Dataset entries
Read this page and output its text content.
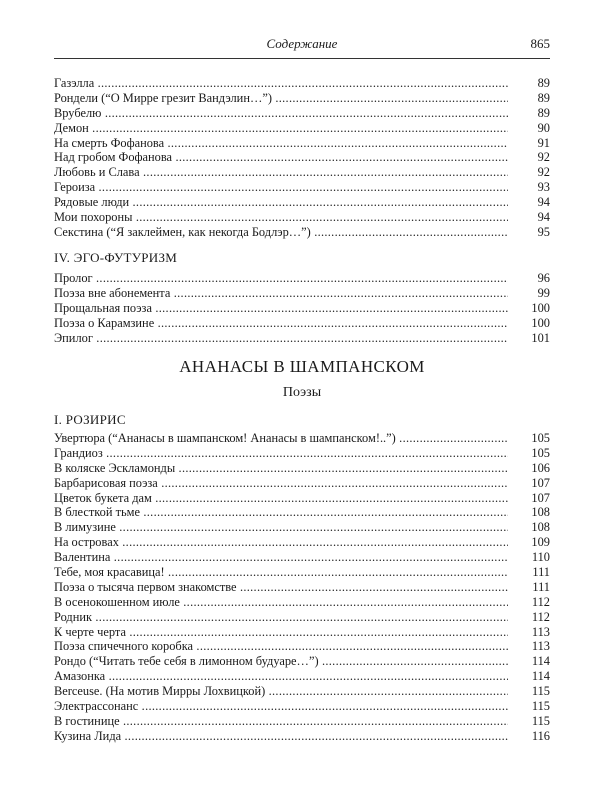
Содержание	865
Газэлла .....	89
Рондели (“О Мирре грезит Вандэлин…”) .....	89
Врубелю .....	89
Демон .....	90
На смерть Фофанова .....	91
Над гробом Фофанова .....	92
Любовь и Слава .....	92
Героиза .....	93
Рядовые люди .....	94
Мои похороны .....	94
Секстина (“Я заклеймен, как некогда Бодлэр…”) .....	95
IV. ЭГО-ФУТУРИЗМ
Пролог .....	96
Поэза вне абонемента .....	99
Прощальная поэза .....	100
Поэза о Карамзине .....	100
Эпилог .....	101
АНАНАСЫ В ШАМПАНСКОМ
Поэзы
I. РОЗИРИС
Увертюра (“Ананасы в шампанском! Ананасы в шампанском!..”) .....	105
Грандиоз .....	105
В коляске Эскламонды .....	106
Барбарисовая поэза .....	107
Цветок букета дам .....	107
В блесткой тьме .....	108
В лимузине .....	108
На островах .....	109
Валентина .....	110
Тебе, моя красавица! .....	111
Поэза о тысяча первом знакомстве .....	111
В осенокошенном июле .....	112
Родник .....	112
К черте черта .....	113
Поэза спичечного коробка .....	113
Рондо (“Читать тебе себя в лимонном будуаре…”) .....	114
Амазонка .....	114
Berceuse. (На мотив Мирры Лохвицкой) .....	115
Электрассонанс .....	115
В гостинице .....	115
Кузина Лида .....	116
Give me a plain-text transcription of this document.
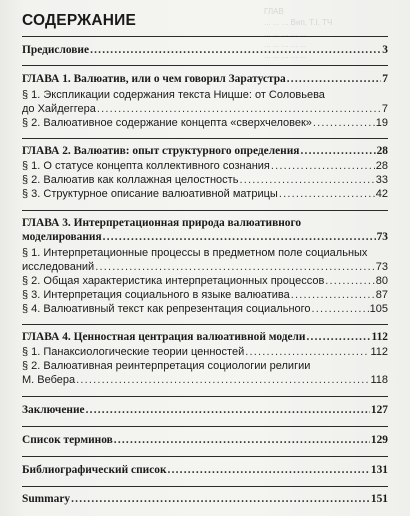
ГЛАВ
... ... ... Вип, Т.І. ТЧ
... ... ... ... ...
... ... ... ... ...
... ... ... ... ...
СОДЕРЖАНИЕ
Предисловие .....	3
ГЛАВА 1. Валюатив, или о чем говорил Заратустра .....	7
§ 1. Экспликации содержания текста Ницше: от Соловьева
до Хайдеггера .....	7
§ 2. Валюативное содержание концепта «сверхчеловек» .....	19
ГЛАВА 2. Валюатив: опыт структурного определения .....	28
§ 1. О статусе концепта коллективного сознания .....	28
§ 2. Валюатив как коллажная целостность .....	33
§ 3. Структурное описание валюативной матрицы .....	42
ГЛАВА 3. Интерпретационная природа валюативного
моделирования .....	73
§ 1. Интерпретационные процессы в предметном поле социальных
исследований .....	73
§ 2. Общая характеристика интерпретационных процессов .....	80
§ 3. Интерпретация социального в языке валюатива .....	87
§ 4. Валюативный текст как репрезентация социального .....	105
ГЛАВА 4. Ценностная центрация валюативной модели .....	112
§ 1. Панаксиологические теории ценностей .....	112
§ 2. Валюативная реинтерпретация социологии религии
М. Вебера .....	118
Заключение .....	127
Список терминов .....	129
Библиографический список .....	131
Summary .....	151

Given task: Tally the lines above that contain the word "социального", and reply with only the number.

Correct output: 2